Short task – The records that follow must be reproduced in full, exactly as written.

*** Exercise inputs ***

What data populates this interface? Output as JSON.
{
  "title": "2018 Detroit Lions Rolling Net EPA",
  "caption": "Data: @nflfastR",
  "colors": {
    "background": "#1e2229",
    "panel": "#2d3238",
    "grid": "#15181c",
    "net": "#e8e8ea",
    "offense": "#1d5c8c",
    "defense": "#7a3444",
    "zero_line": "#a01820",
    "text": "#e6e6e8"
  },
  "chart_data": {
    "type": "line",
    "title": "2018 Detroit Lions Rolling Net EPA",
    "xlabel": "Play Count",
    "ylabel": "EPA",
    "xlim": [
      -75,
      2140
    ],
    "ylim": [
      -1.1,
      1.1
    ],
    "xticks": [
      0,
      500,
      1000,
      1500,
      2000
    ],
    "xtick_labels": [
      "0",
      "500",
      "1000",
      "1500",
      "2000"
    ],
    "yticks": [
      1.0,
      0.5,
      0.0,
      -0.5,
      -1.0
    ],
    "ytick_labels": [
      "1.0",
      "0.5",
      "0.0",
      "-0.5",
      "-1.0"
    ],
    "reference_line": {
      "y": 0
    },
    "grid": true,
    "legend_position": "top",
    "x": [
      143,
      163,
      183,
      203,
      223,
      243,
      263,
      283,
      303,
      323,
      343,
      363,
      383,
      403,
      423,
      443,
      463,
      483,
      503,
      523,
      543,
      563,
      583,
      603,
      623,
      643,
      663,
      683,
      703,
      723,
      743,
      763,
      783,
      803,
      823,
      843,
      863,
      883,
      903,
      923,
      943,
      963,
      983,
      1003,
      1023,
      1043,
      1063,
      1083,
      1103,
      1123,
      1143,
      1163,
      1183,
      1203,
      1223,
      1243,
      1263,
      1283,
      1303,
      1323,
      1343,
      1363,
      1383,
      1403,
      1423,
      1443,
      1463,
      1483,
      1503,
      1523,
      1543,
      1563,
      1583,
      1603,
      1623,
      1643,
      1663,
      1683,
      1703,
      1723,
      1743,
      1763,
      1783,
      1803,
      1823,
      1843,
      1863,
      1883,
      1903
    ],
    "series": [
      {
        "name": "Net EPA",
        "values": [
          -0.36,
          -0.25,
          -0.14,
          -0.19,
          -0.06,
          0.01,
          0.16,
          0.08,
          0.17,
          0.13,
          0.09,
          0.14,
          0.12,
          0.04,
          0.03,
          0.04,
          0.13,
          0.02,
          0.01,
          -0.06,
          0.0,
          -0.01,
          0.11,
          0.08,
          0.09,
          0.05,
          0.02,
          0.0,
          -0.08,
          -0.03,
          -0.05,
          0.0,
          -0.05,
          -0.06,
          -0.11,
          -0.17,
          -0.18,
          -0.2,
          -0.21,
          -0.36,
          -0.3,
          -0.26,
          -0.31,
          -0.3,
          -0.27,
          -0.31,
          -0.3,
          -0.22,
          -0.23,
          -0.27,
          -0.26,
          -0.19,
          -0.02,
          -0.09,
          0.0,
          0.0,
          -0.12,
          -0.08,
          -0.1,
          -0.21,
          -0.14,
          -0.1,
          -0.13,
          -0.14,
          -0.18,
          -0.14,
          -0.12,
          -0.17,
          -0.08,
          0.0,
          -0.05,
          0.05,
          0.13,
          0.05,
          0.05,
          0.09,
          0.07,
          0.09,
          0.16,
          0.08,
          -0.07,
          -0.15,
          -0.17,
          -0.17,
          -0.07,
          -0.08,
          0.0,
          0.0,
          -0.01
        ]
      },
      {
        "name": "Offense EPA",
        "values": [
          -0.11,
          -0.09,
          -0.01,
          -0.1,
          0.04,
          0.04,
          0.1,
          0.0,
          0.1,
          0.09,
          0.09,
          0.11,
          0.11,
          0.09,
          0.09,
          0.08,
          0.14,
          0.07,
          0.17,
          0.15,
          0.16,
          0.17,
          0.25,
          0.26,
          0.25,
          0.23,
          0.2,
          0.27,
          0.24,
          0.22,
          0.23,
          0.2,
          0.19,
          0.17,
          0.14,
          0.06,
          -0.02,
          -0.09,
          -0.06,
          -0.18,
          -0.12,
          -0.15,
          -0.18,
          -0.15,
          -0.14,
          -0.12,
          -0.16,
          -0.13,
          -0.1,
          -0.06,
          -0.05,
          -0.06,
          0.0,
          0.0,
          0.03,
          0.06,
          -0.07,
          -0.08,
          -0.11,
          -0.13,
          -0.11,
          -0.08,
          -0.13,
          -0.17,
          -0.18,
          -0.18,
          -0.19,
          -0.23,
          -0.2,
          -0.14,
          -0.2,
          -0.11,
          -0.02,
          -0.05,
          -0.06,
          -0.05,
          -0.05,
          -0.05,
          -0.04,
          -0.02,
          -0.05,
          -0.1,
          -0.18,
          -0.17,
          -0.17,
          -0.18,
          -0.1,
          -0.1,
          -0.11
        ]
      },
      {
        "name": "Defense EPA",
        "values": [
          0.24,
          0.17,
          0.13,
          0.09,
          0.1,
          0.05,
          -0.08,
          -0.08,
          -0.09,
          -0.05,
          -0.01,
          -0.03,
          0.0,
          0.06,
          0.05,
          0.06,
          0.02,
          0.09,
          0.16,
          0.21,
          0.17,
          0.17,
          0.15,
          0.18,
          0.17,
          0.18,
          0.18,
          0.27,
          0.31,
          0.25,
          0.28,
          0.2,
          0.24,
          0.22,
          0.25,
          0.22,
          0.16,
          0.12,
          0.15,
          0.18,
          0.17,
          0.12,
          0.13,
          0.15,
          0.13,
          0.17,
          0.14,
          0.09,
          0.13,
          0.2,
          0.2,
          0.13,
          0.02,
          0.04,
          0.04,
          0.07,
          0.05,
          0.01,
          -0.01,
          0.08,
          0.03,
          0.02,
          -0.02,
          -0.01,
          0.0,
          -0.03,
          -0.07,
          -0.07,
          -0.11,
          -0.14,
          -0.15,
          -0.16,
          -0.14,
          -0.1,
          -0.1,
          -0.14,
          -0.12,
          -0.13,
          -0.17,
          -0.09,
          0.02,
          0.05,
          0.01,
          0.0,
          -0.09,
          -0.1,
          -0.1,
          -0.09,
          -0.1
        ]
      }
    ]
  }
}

***

Result for this task –
What data populates this interface? Output as JSON.
{
  "title": "2018 Detroit Lions Rolling Net EPA",
  "caption": "Data: @nflfastR",
  "colors": {
    "background": "#1e2229",
    "panel": "#2d3238",
    "grid": "#15181c",
    "net": "#e8e8ea",
    "offense": "#1d5c8c",
    "defense": "#7a3444",
    "zero_line": "#a01820",
    "text": "#e6e6e8"
  },
  "chart_data": {
    "type": "line",
    "title": "2018 Detroit Lions Rolling Net EPA",
    "xlabel": "Play Count",
    "ylabel": "EPA",
    "xlim": [
      -75,
      2140
    ],
    "ylim": [
      -1.1,
      1.1
    ],
    "xticks": [
      0,
      500,
      1000,
      1500,
      2000
    ],
    "xtick_labels": [
      "0",
      "500",
      "1000",
      "1500",
      "2000"
    ],
    "yticks": [
      1.0,
      0.5,
      0.0,
      -0.5,
      -1.0
    ],
    "ytick_labels": [
      "1.0",
      "0.5",
      "0.0",
      "-0.5",
      "-1.0"
    ],
    "reference_line": {
      "y": 0
    },
    "grid": true,
    "legend_position": "top",
    "x": [
      143,
      163,
      183,
      203,
      223,
      243,
      263,
      283,
      303,
      323,
      343,
      363,
      383,
      403,
      423,
      443,
      463,
      483,
      503,
      523,
      543,
      563,
      583,
      603,
      623,
      643,
      663,
      683,
      703,
      723,
      743,
      763,
      783,
      803,
      823,
      843,
      863,
      883,
      903,
      923,
      943,
      963,
      983,
      1003,
      1023,
      1043,
      1063,
      1083,
      1103,
      1123,
      1143,
      1163,
      1183,
      1203,
      1223,
      1243,
      1263,
      1283,
      1303,
      1323,
      1343,
      1363,
      1383,
      1403,
      1423,
      1443,
      1463,
      1483,
      1503,
      1523,
      1543,
      1563,
      1583,
      1603,
      1623,
      1643,
      1663,
      1683,
      1703,
      1723,
      1743,
      1763,
      1783,
      1803,
      1823,
      1843,
      1863,
      1883,
      1903
    ],
    "series": [
      {
        "name": "Net EPA",
        "values": [
          -0.36,
          -0.25,
          -0.14,
          -0.19,
          -0.06,
          0.01,
          0.16,
          0.08,
          0.17,
          0.13,
          0.09,
          0.14,
          0.12,
          0.04,
          0.03,
          0.04,
          0.13,
          0.02,
          0.01,
          -0.06,
          0.0,
          -0.01,
          0.11,
          0.08,
          0.09,
          0.05,
          0.02,
          0.0,
          -0.08,
          -0.03,
          -0.05,
          0.0,
          -0.05,
          -0.06,
          -0.11,
          -0.17,
          -0.18,
          -0.2,
          -0.21,
          -0.36,
          -0.3,
          -0.26,
          -0.31,
          -0.3,
          -0.27,
          -0.31,
          -0.3,
          -0.22,
          -0.23,
          -0.27,
          -0.26,
          -0.19,
          -0.02,
          -0.09,
          0.0,
          0.0,
          -0.12,
          -0.08,
          -0.1,
          -0.21,
          -0.14,
          -0.1,
          -0.13,
          -0.14,
          -0.18,
          -0.14,
          -0.12,
          -0.17,
          -0.08,
          0.0,
          -0.05,
          0.05,
          0.13,
          0.05,
          0.05,
          0.09,
          0.07,
          0.09,
          0.16,
          0.08,
          -0.07,
          -0.15,
          -0.17,
          -0.17,
          -0.07,
          -0.08,
          0.0,
          0.0,
          -0.01
        ]
      },
      {
        "name": "Offense EPA",
        "values": [
          -0.11,
          -0.09,
          -0.01,
          -0.1,
          0.04,
          0.04,
          0.1,
          0.0,
          0.1,
          0.09,
          0.09,
          0.11,
          0.11,
          0.09,
          0.09,
          0.08,
          0.14,
          0.07,
          0.17,
          0.15,
          0.16,
          0.17,
          0.25,
          0.26,
          0.25,
          0.23,
          0.2,
          0.27,
          0.24,
          0.22,
          0.23,
          0.2,
          0.19,
          0.17,
          0.14,
          0.06,
          -0.02,
          -0.09,
          -0.06,
          -0.18,
          -0.12,
          -0.15,
          -0.18,
          -0.15,
          -0.14,
          -0.12,
          -0.16,
          -0.13,
          -0.1,
          -0.06,
          -0.05,
          -0.06,
          0.0,
          0.0,
          0.03,
          0.06,
          -0.07,
          -0.08,
          -0.11,
          -0.13,
          -0.11,
          -0.08,
          -0.13,
          -0.17,
          -0.18,
          -0.18,
          -0.19,
          -0.23,
          -0.2,
          -0.14,
          -0.2,
          -0.11,
          -0.02,
          -0.05,
          -0.06,
          -0.05,
          -0.05,
          -0.05,
          -0.04,
          -0.02,
          -0.05,
          -0.1,
          -0.18,
          -0.17,
          -0.17,
          -0.18,
          -0.1,
          -0.1,
          -0.11
        ]
      },
      {
        "name": "Defense EPA",
        "values": [
          0.24,
          0.17,
          0.13,
          0.09,
          0.1,
          0.05,
          -0.08,
          -0.08,
          -0.09,
          -0.05,
          -0.01,
          -0.03,
          0.0,
          0.06,
          0.05,
          0.06,
          0.02,
          0.09,
          0.16,
          0.21,
          0.17,
          0.17,
          0.15,
          0.18,
          0.17,
          0.18,
          0.18,
          0.27,
          0.31,
          0.25,
          0.28,
          0.2,
          0.24,
          0.22,
          0.25,
          0.22,
          0.16,
          0.12,
          0.15,
          0.18,
          0.17,
          0.12,
          0.13,
          0.15,
          0.13,
          0.17,
          0.14,
          0.09,
          0.13,
          0.2,
          0.2,
          0.13,
          0.02,
          0.04,
          0.04,
          0.07,
          0.05,
          0.01,
          -0.01,
          0.08,
          0.03,
          0.02,
          -0.02,
          -0.01,
          0.0,
          -0.03,
          -0.07,
          -0.07,
          -0.11,
          -0.14,
          -0.15,
          -0.16,
          -0.14,
          -0.1,
          -0.1,
          -0.14,
          -0.12,
          -0.13,
          -0.17,
          -0.09,
          0.02,
          0.05,
          0.01,
          0.0,
          -0.09,
          -0.1,
          -0.1,
          -0.09,
          -0.1
        ]
      }
    ]
  }
}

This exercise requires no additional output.